--- What to produce ---
Write out every record in full, exactly as written, please.

====== Data for the task ======

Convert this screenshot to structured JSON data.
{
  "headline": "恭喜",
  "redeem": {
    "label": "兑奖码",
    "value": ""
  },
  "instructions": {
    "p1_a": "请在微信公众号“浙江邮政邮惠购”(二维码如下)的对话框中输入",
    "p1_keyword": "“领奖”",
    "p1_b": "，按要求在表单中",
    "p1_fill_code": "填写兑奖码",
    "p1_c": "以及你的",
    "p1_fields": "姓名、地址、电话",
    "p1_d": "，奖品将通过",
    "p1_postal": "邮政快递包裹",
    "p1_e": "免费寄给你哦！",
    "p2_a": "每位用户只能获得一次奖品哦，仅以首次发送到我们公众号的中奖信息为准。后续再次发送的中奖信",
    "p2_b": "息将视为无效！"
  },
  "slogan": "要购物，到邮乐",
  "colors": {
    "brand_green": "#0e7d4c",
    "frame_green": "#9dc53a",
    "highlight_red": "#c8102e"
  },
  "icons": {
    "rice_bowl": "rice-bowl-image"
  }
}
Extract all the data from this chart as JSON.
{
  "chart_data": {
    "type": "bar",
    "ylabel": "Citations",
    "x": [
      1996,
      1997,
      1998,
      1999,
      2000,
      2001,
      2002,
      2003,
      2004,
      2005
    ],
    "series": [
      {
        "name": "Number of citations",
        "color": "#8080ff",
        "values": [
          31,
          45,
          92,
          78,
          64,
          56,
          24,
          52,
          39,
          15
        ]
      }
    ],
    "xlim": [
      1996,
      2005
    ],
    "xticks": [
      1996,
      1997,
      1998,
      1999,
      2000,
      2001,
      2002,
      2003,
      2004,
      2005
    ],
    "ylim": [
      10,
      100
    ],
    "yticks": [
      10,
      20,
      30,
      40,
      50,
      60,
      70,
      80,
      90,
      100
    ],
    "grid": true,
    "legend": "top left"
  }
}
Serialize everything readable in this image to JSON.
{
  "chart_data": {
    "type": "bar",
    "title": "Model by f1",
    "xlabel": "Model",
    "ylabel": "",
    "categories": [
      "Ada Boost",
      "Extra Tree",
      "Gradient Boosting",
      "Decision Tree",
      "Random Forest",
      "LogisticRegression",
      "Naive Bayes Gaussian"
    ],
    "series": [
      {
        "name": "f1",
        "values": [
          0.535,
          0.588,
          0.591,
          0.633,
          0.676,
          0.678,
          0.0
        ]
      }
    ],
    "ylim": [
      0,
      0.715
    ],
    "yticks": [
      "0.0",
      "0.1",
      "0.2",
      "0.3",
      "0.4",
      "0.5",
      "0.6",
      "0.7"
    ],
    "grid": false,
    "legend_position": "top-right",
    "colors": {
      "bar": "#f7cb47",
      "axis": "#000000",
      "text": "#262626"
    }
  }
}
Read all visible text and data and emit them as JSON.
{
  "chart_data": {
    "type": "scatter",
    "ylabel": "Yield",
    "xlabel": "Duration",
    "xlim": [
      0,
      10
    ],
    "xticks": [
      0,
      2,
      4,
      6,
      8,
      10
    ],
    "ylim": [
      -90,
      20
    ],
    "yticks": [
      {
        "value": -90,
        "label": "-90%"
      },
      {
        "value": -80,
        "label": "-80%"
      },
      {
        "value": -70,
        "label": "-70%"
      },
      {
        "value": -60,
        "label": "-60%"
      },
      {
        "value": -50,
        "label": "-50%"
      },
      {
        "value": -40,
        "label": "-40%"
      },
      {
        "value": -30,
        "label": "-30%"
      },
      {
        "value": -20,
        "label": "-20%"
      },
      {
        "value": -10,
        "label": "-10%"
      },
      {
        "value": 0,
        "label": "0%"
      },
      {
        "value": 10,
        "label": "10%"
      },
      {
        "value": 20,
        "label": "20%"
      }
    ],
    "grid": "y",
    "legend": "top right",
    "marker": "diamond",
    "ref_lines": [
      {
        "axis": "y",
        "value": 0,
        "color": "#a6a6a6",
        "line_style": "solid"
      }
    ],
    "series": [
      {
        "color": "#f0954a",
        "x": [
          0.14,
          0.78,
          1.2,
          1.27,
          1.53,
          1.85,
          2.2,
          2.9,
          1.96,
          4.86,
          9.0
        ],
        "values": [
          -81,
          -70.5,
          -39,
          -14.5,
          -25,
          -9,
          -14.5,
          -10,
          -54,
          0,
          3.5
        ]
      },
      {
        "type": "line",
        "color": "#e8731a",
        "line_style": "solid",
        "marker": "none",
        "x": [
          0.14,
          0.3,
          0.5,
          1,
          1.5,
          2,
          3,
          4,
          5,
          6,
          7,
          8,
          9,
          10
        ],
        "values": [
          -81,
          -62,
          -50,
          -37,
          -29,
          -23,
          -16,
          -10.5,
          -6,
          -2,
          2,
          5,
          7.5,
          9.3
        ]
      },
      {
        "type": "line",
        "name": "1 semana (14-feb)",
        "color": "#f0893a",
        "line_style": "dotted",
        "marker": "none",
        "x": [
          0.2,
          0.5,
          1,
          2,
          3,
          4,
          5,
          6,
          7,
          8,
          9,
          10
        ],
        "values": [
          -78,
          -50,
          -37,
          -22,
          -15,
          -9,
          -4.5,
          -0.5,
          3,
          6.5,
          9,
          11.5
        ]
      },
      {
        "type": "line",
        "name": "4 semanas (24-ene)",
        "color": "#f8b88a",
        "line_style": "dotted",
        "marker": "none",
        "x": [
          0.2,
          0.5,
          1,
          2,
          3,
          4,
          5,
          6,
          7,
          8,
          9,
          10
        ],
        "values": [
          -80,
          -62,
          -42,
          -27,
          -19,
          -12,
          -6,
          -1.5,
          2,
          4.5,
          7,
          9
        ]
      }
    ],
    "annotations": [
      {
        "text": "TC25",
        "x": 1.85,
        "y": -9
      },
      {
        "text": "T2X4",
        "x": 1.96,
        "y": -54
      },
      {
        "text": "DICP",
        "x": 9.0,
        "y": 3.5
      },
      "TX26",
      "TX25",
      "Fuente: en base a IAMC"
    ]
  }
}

======

--- Solution to this problem ---
Convert this screenshot to structured JSON data.
{
  "headline": "恭喜",
  "redeem": {
    "label": "兑奖码",
    "value": ""
  },
  "instructions": {
    "p1_a": "请在微信公众号“浙江邮政邮惠购”(二维码如下)的对话框中输入",
    "p1_keyword": "“领奖”",
    "p1_b": "，按要求在表单中",
    "p1_fill_code": "填写兑奖码",
    "p1_c": "以及你的",
    "p1_fields": "姓名、地址、电话",
    "p1_d": "，奖品将通过",
    "p1_postal": "邮政快递包裹",
    "p1_e": "免费寄给你哦！",
    "p2_a": "每位用户只能获得一次奖品哦，仅以首次发送到我们公众号的中奖信息为准。后续再次发送的中奖信",
    "p2_b": "息将视为无效！"
  },
  "slogan": "要购物，到邮乐",
  "colors": {
    "brand_green": "#0e7d4c",
    "frame_green": "#9dc53a",
    "highlight_red": "#c8102e"
  },
  "icons": {
    "rice_bowl": "rice-bowl-image"
  }
}
Extract all the data from this chart as JSON.
{
  "chart_data": {
    "type": "bar",
    "ylabel": "Citations",
    "x": [
      1996,
      1997,
      1998,
      1999,
      2000,
      2001,
      2002,
      2003,
      2004,
      2005
    ],
    "series": [
      {
        "name": "Number of citations",
        "color": "#8080ff",
        "values": [
          31,
          45,
          92,
          78,
          64,
          56,
          24,
          52,
          39,
          15
        ]
      }
    ],
    "xlim": [
      1996,
      2005
    ],
    "xticks": [
      1996,
      1997,
      1998,
      1999,
      2000,
      2001,
      2002,
      2003,
      2004,
      2005
    ],
    "ylim": [
      10,
      100
    ],
    "yticks": [
      10,
      20,
      30,
      40,
      50,
      60,
      70,
      80,
      90,
      100
    ],
    "grid": true,
    "legend": "top left"
  }
}
Serialize everything readable in this image to JSON.
{
  "chart_data": {
    "type": "bar",
    "title": "Model by f1",
    "xlabel": "Model",
    "ylabel": "",
    "categories": [
      "Ada Boost",
      "Extra Tree",
      "Gradient Boosting",
      "Decision Tree",
      "Random Forest",
      "LogisticRegression",
      "Naive Bayes Gaussian"
    ],
    "series": [
      {
        "name": "f1",
        "values": [
          0.535,
          0.588,
          0.591,
          0.633,
          0.676,
          0.678,
          0.0
        ]
      }
    ],
    "ylim": [
      0,
      0.715
    ],
    "yticks": [
      "0.0",
      "0.1",
      "0.2",
      "0.3",
      "0.4",
      "0.5",
      "0.6",
      "0.7"
    ],
    "grid": false,
    "legend_position": "top-right",
    "colors": {
      "bar": "#f7cb47",
      "axis": "#000000",
      "text": "#262626"
    }
  }
}
Read all visible text and data and emit them as JSON.
{
  "chart_data": {
    "type": "scatter",
    "ylabel": "Yield",
    "xlabel": "Duration",
    "xlim": [
      0,
      10
    ],
    "xticks": [
      0,
      2,
      4,
      6,
      8,
      10
    ],
    "ylim": [
      -90,
      20
    ],
    "yticks": [
      {
        "value": -90,
        "label": "-90%"
      },
      {
        "value": -80,
        "label": "-80%"
      },
      {
        "value": -70,
        "label": "-70%"
      },
      {
        "value": -60,
        "label": "-60%"
      },
      {
        "value": -50,
        "label": "-50%"
      },
      {
        "value": -40,
        "label": "-40%"
      },
      {
        "value": -30,
        "label": "-30%"
      },
      {
        "value": -20,
        "label": "-20%"
      },
      {
        "value": -10,
        "label": "-10%"
      },
      {
        "value": 0,
        "label": "0%"
      },
      {
        "value": 10,
        "label": "10%"
      },
      {
        "value": 20,
        "label": "20%"
      }
    ],
    "grid": "y",
    "legend": "top right",
    "marker": "diamond",
    "ref_lines": [
      {
        "axis": "y",
        "value": 0,
        "color": "#a6a6a6",
        "line_style": "solid"
      }
    ],
    "series": [
      {
        "color": "#f0954a",
        "x": [
          0.14,
          0.78,
          1.2,
          1.27,
          1.53,
          1.85,
          2.2,
          2.9,
          1.96,
          4.86,
          9.0
        ],
        "values": [
          -81,
          -70.5,
          -39,
          -14.5,
          -25,
          -9,
          -14.5,
          -10,
          -54,
          0,
          3.5
        ]
      },
      {
        "type": "line",
        "color": "#e8731a",
        "line_style": "solid",
        "marker": "none",
        "x": [
          0.14,
          0.3,
          0.5,
          1,
          1.5,
          2,
          3,
          4,
          5,
          6,
          7,
          8,
          9,
          10
        ],
        "values": [
          -81,
          -62,
          -50,
          -37,
          -29,
          -23,
          -16,
          -10.5,
          -6,
          -2,
          2,
          5,
          7.5,
          9.3
        ]
      },
      {
        "type": "line",
        "name": "1 semana (14-feb)",
        "color": "#f0893a",
        "line_style": "dotted",
        "marker": "none",
        "x": [
          0.2,
          0.5,
          1,
          2,
          3,
          4,
          5,
          6,
          7,
          8,
          9,
          10
        ],
        "values": [
          -78,
          -50,
          -37,
          -22,
          -15,
          -9,
          -4.5,
          -0.5,
          3,
          6.5,
          9,
          11.5
        ]
      },
      {
        "type": "line",
        "name": "4 semanas (24-ene)",
        "color": "#f8b88a",
        "line_style": "dotted",
        "marker": "none",
        "x": [
          0.2,
          0.5,
          1,
          2,
          3,
          4,
          5,
          6,
          7,
          8,
          9,
          10
        ],
        "values": [
          -80,
          -62,
          -42,
          -27,
          -19,
          -12,
          -6,
          -1.5,
          2,
          4.5,
          7,
          9
        ]
      }
    ],
    "annotations": [
      {
        "text": "TC25",
        "x": 1.85,
        "y": -9
      },
      {
        "text": "T2X4",
        "x": 1.96,
        "y": -54
      },
      {
        "text": "DICP",
        "x": 9.0,
        "y": 3.5
      },
      "TX26",
      "TX25",
      "Fuente: en base a IAMC"
    ]
  }
}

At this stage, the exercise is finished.